Google DeepMind CEO Demis Hassabis and Tesla CEO Elon Musk were invited to sign a 350-year-old book in London last Friday.
Hassabis and Musk (one of DeepMind’s earliest investors) pencilled their names in the Royal Society’s prestigious Charter Book.
The Royal Society, which aims to promote excellence in science, is the world’s oldest independent scientific academy. The Charter Book dates back to 1663 and contains the signature of every Royal Society fellow and member. Over the years, the book has been signed by scientists such as Isaac Newton, Charles Darwin, Alan Turing, David Attenborough, and Tim Berners-Lee.
The Royal Society said Musk was elected a fellow for his contributions to space travel, sustainable electric transportation, solar power, low-cost internet satellites and hypersonic ground transportation. Hassabis was elected a fellow “thanks to his pioneering work merging cognitive neuroscience and machine learning to produce breakthroughs in deep learning that helped master the game of Go with AlphaGo.”
Hassabis wrote on Twitter: “Wonderful day at the @! Amazing to sign the 350-year old charter book with all my heroes including Alan Turing. The ultimate honour for a scientist. Was fun to do it with @, my postdoc advisor Peter Dayan, and all the other great scientists elected this year.”
Hassabis graduated from The University of Cambridge with a double first class honours degree in computer science when he was just 20-years-old before going on to work in the video games industry.
Musk was one of the first investors in DeepMind’s artificial intelligence lab so he has known Hassabis for several years. He believes that machines will become superintelligent and has warned they could be more dangerous than nuclear weapons.
Venki Ramakrishnan, president of the Royal Society, said: “Our Fellows are key to the Royal Society’s fundamental purpose of using science for the benefit of humanity. From Norwich to Melbourne to Ethiopia, this year’s newly elected Fellows and Foreign Members of the Royal Society are testament that science is a global endeavour and excellent ideas transcend borders.
“We also recognise the cutting edge innovation taking place across industry, with many of this year’s Fellows coming from the thriving tech industry. For their outstanding contributions to research and innovation, both now and in the future, it gives me great pleasure to welcome the world’s best scientists into the ranks of the Royal Society.”
Musk is currently being criticised for calling a British diver in the Thai cave rescue operation a ‘pedo’ in what is being described as a baseless attack.

▸ Exercise: Revise the article on the Charter Book signing from "Google DeepMind CEO" up to and including "and Tim Berners-Lee.", changing "Royal Society" to "Royal Society of London".

▸ Dataset excerpts:
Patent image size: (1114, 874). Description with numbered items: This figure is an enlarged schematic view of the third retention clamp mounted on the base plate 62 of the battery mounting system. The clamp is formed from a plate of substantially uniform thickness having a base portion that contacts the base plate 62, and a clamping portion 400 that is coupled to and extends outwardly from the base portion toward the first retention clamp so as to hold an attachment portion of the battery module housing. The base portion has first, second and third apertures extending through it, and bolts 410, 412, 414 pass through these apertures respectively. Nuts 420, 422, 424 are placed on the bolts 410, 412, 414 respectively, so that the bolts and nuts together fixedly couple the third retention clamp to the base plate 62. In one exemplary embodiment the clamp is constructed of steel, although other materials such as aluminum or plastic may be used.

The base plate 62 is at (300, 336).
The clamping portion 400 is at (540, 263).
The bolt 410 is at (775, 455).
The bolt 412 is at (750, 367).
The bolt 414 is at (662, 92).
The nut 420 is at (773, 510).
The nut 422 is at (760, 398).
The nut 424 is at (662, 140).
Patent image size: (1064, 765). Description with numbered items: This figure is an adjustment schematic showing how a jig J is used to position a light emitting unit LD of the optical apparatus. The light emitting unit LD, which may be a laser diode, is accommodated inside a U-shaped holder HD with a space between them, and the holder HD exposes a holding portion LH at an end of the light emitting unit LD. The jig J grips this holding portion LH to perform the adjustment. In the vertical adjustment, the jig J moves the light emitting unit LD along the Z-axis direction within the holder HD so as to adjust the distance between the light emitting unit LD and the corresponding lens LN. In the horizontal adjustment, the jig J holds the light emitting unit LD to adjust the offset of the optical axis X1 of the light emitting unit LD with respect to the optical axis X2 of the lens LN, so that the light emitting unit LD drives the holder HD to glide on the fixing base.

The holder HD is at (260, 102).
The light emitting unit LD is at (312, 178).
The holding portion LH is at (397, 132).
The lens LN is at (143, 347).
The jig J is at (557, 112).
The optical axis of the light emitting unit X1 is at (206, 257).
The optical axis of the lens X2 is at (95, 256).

▸ Task solution:
Google DeepMind CEO Demis Hassabis and Tesla CEO Elon Musk were invited to sign a 350-year-old book in London last Friday.
Hassabis and Musk (one of DeepMind’s earliest investors) pencilled their names in the Royal Society of London’s prestigious Charter Book.
The Royal Society of London, which aims to promote excellence in science, is the world’s oldest independent scientific academy. The Charter Book dates back to 1663 and contains the signature of every Royal Society of London fellow and member. Over the years, the book has been signed by scientists such as Isaac Newton, Charles Darwin, Alan Turing, David Attenborough, and Tim Berners-Lee.